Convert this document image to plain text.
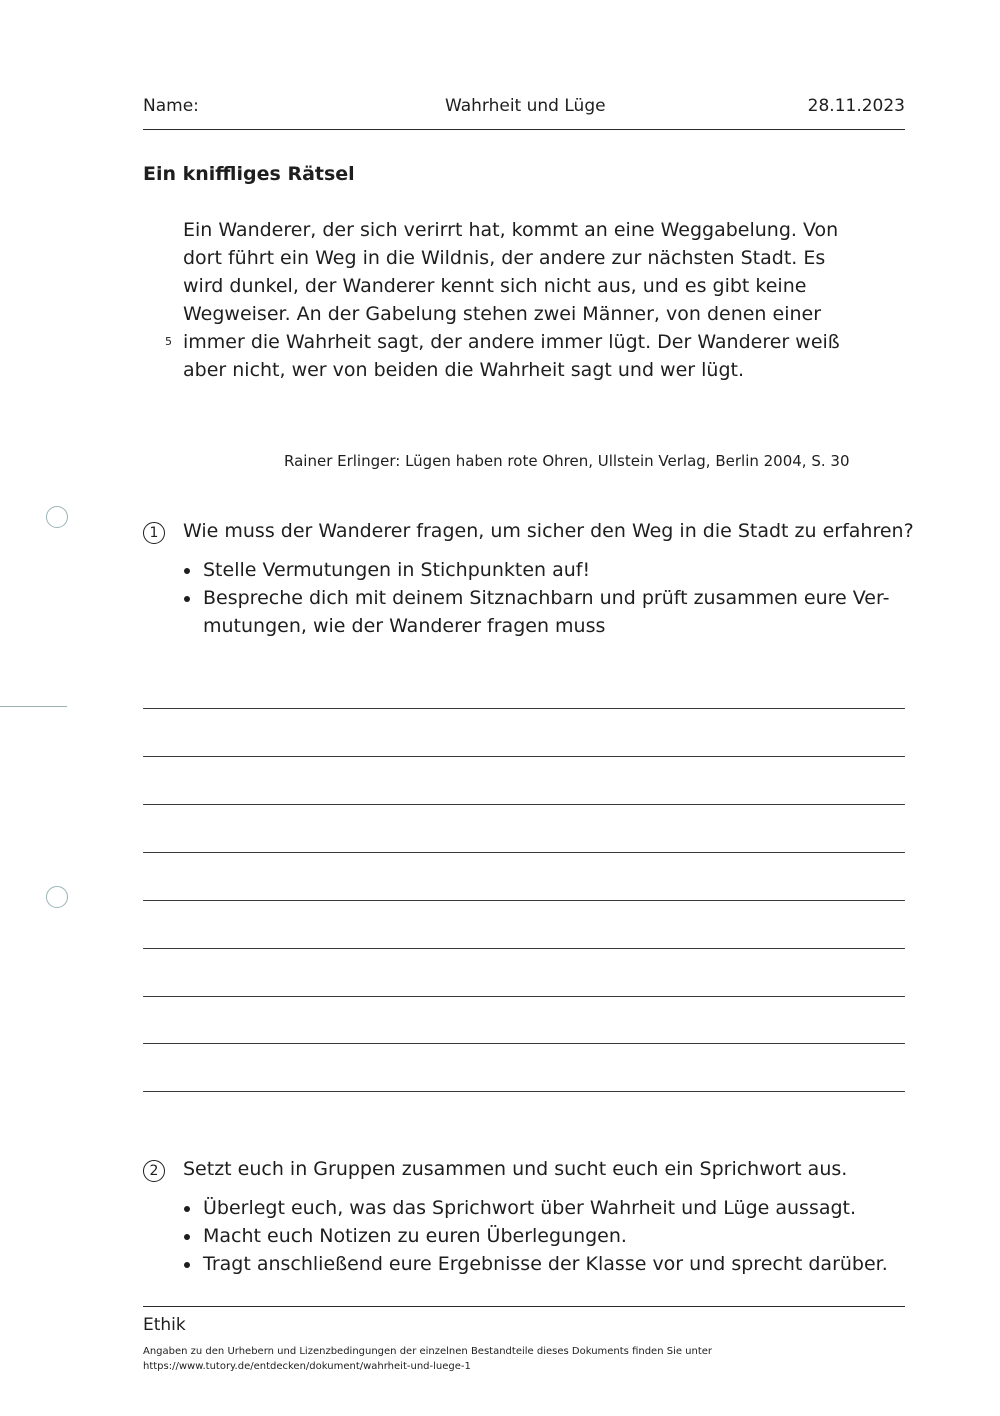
Name:	Wahrheit und Lüge	28.11.2023
Ein kniffliges Rätsel

Ein Wanderer, der sich verirrt hat, kommt an eine Weggabelung. Von

dort führt ein Weg in die Wildnis, der andere zur nächsten Stadt. Es

wird dunkel, der Wanderer kennt sich nicht aus, und es gibt keine

Wegweiser. An der Gabelung stehen zwei Männer, von denen einer

immer die Wahrheit sagt, der andere immer lügt. Der Wanderer weiß

aber nicht, wer von beiden die Wahrheit sagt und wer lügt.

5
Rainer Erlinger: Lügen haben rote Ohren, Ullstein Verlag, Berlin 2004, S. 30
1	Wie muss der Wanderer fragen, um sicher den Weg in die Stadt zu erfahren?
Stelle Vermutungen in Stichpunkten auf!
Bespreche dich mit deinem Sitznachbarn und prüft zusammen eure Ver-
mutungen, wie der Wanderer fragen muss
2	Setzt euch in Gruppen zusammen und sucht euch ein Sprichwort aus.
Überlegt euch, was das Sprichwort über Wahrheit und Lüge aussagt.
Macht euch Notizen zu euren Überlegungen.
Tragt anschließend eure Ergebnisse der Klasse vor und sprecht darüber.
Ethik
Angaben zu den Urhebern und Lizenzbedingungen der einzelnen Bestandteile dieses Dokuments finden Sie unter
https://www.tutory.de/entdecken/dokument/wahrheit-und-luege-1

▶ **Request**
Retype the listing exactly. Pictures do not belong in the copy.

▶ **Solution to this task**
Convert this document image to plain text.
Name:	Wahrheit und Lüge	28.11.2023
Ein kniffliges Rätsel

Ein Wanderer, der sich verirrt hat, kommt an eine Weggabelung. Von

dort führt ein Weg in die Wildnis, der andere zur nächsten Stadt. Es

wird dunkel, der Wanderer kennt sich nicht aus, und es gibt keine

Wegweiser. An der Gabelung stehen zwei Männer, von denen einer

immer die Wahrheit sagt, der andere immer lügt. Der Wanderer weiß

aber nicht, wer von beiden die Wahrheit sagt und wer lügt.

5
Rainer Erlinger: Lügen haben rote Ohren, Ullstein Verlag, Berlin 2004, S. 30
1	Wie muss der Wanderer fragen, um sicher den Weg in die Stadt zu erfahren?
Stelle Vermutungen in Stichpunkten auf!
Bespreche dich mit deinem Sitznachbarn und prüft zusammen eure Ver-
mutungen, wie der Wanderer fragen muss
2	Setzt euch in Gruppen zusammen und sucht euch ein Sprichwort aus.
Überlegt euch, was das Sprichwort über Wahrheit und Lüge aussagt.
Macht euch Notizen zu euren Überlegungen.
Tragt anschließend eure Ergebnisse der Klasse vor und sprecht darüber.
Ethik
Angaben zu den Urhebern und Lizenzbedingungen der einzelnen Bestandteile dieses Dokuments finden Sie unter
https://www.tutory.de/entdecken/dokument/wahrheit-und-luege-1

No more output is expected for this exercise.